Extracted data entries

= = =

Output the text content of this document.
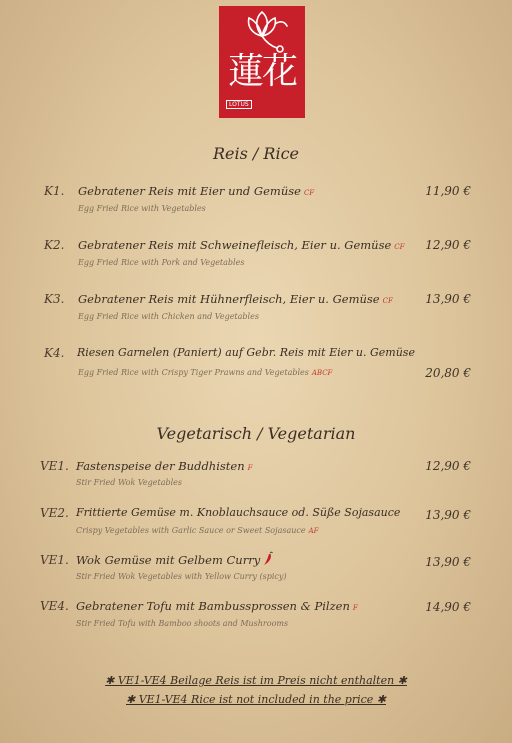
蓮花
LOTUS
Reis / Rice
K1. Gebratener Reis mit Eier und Gemüse CF
Egg Fried Rice with Vegetables
11,90 €
K2. Gebratener Reis mit Schweinefleisch, Eier u. Gemüse CF
Egg Fried Rice with Pork and Vegetables
12,90 €
K3. Gebratener Reis mit Hühnerfleisch, Eier u. Gemüse CF
Egg Fried Rice with Chicken and Vegetables
13,90 €
K4. Riesen Garnelen (Paniert) auf Gebr. Reis mit Eier u. Gemüse
Egg Fried Rice with Crispy Tiger Prawns and Vegetables ABCF	20,80 €
Vegetarisch / Vegetarian
VE1. Fastenspeise der Buddhisten F
Stir Fried Wok Vegetables
12,90 €
VE2. Frittierte Gemüse m. Knoblauchsauce od. Süße Sojasauce
Crispy Vegetables with Garlic Sauce or Sweet Sojasauce AF
13,90 €
VE1. Wok Gemüse mit Gelbem Curry
Stir Fried Wok Vegetables with Yellow Curry (spicy)
13,90 €
VE4. Gebratener Tofu mit Bambussprossen & Pilzen F
Stir Fried Tofu with Bamboo shoots and Mushrooms
14,90 €
✱ VE1-VE4 Beilage Reis ist im Preis nicht enthalten ✱
✱ VE1-VE4 Rice ist not included in the price ✱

= = =

### Aim
Find how many lines hold the string "Fried", and state that number alone.

### Task answer
7